--- Start SOURCE RECORDS ---

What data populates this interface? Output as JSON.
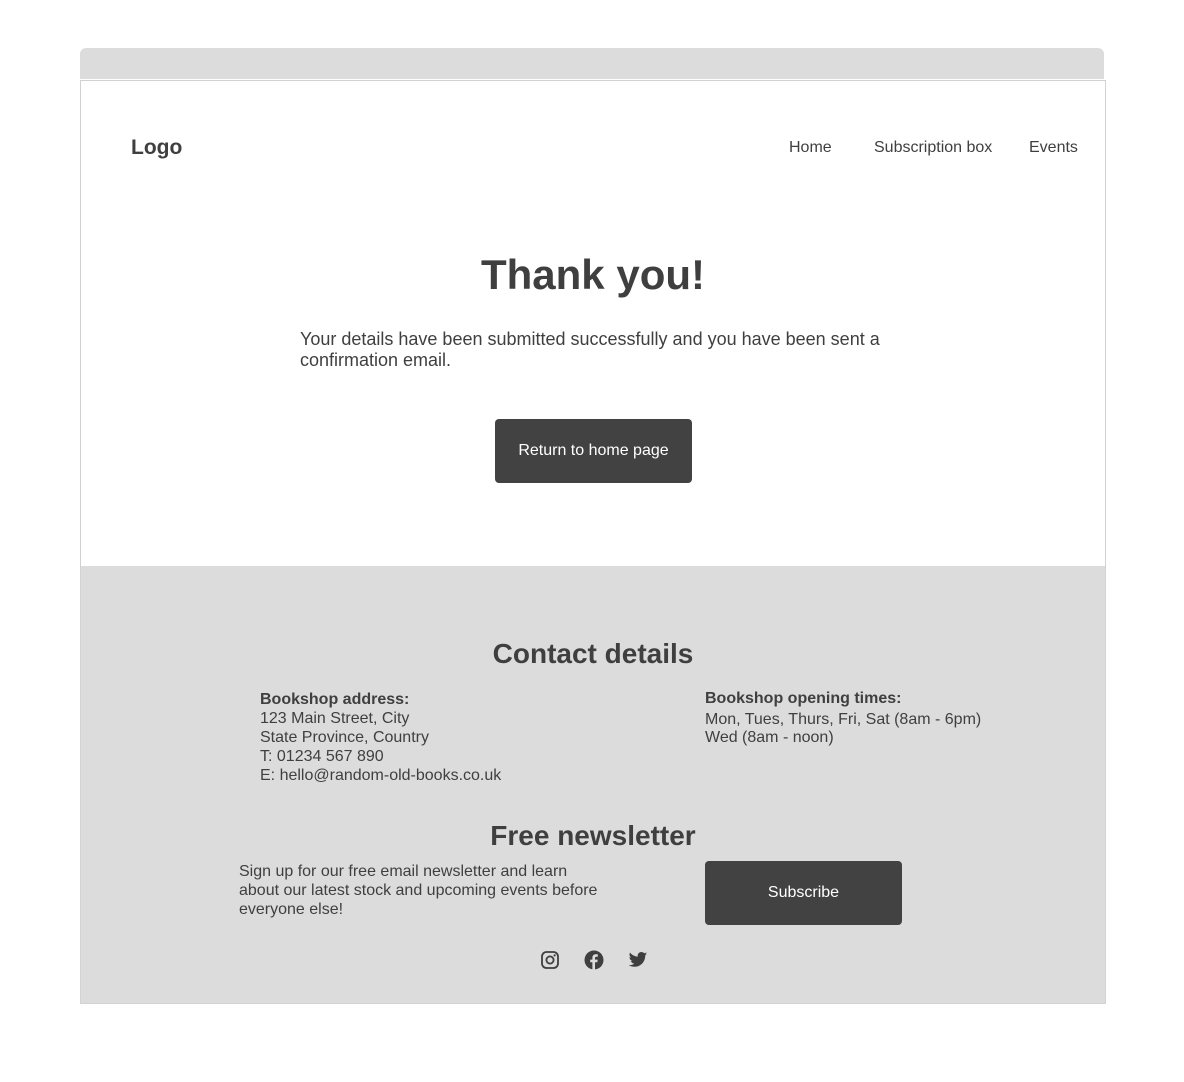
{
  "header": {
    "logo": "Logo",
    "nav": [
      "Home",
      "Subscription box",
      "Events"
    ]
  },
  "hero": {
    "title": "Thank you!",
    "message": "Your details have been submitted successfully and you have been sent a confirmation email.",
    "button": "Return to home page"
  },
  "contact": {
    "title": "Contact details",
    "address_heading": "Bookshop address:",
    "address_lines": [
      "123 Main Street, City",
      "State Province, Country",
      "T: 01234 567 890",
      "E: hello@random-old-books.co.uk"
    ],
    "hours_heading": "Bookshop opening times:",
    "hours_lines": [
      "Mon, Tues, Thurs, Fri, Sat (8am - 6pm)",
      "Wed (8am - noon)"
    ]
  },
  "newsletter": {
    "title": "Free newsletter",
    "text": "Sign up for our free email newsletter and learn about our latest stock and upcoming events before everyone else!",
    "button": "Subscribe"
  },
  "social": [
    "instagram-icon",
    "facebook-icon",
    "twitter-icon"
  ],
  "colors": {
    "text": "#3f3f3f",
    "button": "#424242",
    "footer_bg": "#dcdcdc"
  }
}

--- End SOURCE RECORDS ---

Above are several records. Count the lines among them that contain "text" and give only the total.

▶ [RESULT FOR THIS EXERCISE]:
2